Listed entries start
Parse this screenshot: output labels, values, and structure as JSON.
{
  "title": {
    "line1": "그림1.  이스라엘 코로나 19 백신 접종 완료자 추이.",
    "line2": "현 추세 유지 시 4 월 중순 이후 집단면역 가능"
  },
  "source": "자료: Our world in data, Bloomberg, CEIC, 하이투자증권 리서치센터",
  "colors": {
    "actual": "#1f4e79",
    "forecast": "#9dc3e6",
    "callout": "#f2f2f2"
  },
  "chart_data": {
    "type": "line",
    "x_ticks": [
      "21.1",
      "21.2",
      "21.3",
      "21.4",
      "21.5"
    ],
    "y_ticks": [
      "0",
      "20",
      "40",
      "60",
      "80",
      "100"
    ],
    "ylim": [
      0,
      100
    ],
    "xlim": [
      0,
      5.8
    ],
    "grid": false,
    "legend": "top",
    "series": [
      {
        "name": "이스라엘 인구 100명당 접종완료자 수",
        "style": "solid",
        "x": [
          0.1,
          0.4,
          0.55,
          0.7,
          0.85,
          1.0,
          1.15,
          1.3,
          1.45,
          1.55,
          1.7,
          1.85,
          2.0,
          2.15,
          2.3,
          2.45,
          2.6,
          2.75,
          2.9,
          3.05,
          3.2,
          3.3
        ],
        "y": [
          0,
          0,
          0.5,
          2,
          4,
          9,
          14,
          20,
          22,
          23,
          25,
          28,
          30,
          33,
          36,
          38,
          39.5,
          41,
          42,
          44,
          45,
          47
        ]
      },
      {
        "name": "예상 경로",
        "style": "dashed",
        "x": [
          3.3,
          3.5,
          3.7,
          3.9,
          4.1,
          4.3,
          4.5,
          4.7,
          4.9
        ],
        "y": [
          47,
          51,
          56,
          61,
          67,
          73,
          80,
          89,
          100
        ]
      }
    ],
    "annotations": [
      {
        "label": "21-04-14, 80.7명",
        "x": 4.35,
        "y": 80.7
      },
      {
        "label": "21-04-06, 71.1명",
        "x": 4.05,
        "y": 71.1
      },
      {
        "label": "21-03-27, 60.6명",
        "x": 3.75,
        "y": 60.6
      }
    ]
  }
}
Listed entries end
Your goal:
Reproduce the full listing above, character for character.

Written answer:
Parse this screenshot: output labels, values, and structure as JSON.
{
  "title": {
    "line1": "그림1.  이스라엘 코로나 19 백신 접종 완료자 추이.",
    "line2": "현 추세 유지 시 4 월 중순 이후 집단면역 가능"
  },
  "source": "자료: Our world in data, Bloomberg, CEIC, 하이투자증권 리서치센터",
  "colors": {
    "actual": "#1f4e79",
    "forecast": "#9dc3e6",
    "callout": "#f2f2f2"
  },
  "chart_data": {
    "type": "line",
    "x_ticks": [
      "21.1",
      "21.2",
      "21.3",
      "21.4",
      "21.5"
    ],
    "y_ticks": [
      "0",
      "20",
      "40",
      "60",
      "80",
      "100"
    ],
    "ylim": [
      0,
      100
    ],
    "xlim": [
      0,
      5.8
    ],
    "grid": false,
    "legend": "top",
    "series": [
      {
        "name": "이스라엘 인구 100명당 접종완료자 수",
        "style": "solid",
        "x": [
          0.1,
          0.4,
          0.55,
          0.7,
          0.85,
          1.0,
          1.15,
          1.3,
          1.45,
          1.55,
          1.7,
          1.85,
          2.0,
          2.15,
          2.3,
          2.45,
          2.6,
          2.75,
          2.9,
          3.05,
          3.2,
          3.3
        ],
        "y": [
          0,
          0,
          0.5,
          2,
          4,
          9,
          14,
          20,
          22,
          23,
          25,
          28,
          30,
          33,
          36,
          38,
          39.5,
          41,
          42,
          44,
          45,
          47
        ]
      },
      {
        "name": "예상 경로",
        "style": "dashed",
        "x": [
          3.3,
          3.5,
          3.7,
          3.9,
          4.1,
          4.3,
          4.5,
          4.7,
          4.9
        ],
        "y": [
          47,
          51,
          56,
          61,
          67,
          73,
          80,
          89,
          100
        ]
      }
    ],
    "annotations": [
      {
        "label": "21-04-14, 80.7명",
        "x": 4.35,
        "y": 80.7
      },
      {
        "label": "21-04-06, 71.1명",
        "x": 4.05,
        "y": 71.1
      },
      {
        "label": "21-03-27, 60.6명",
        "x": 3.75,
        "y": 60.6
      }
    ]
  }
}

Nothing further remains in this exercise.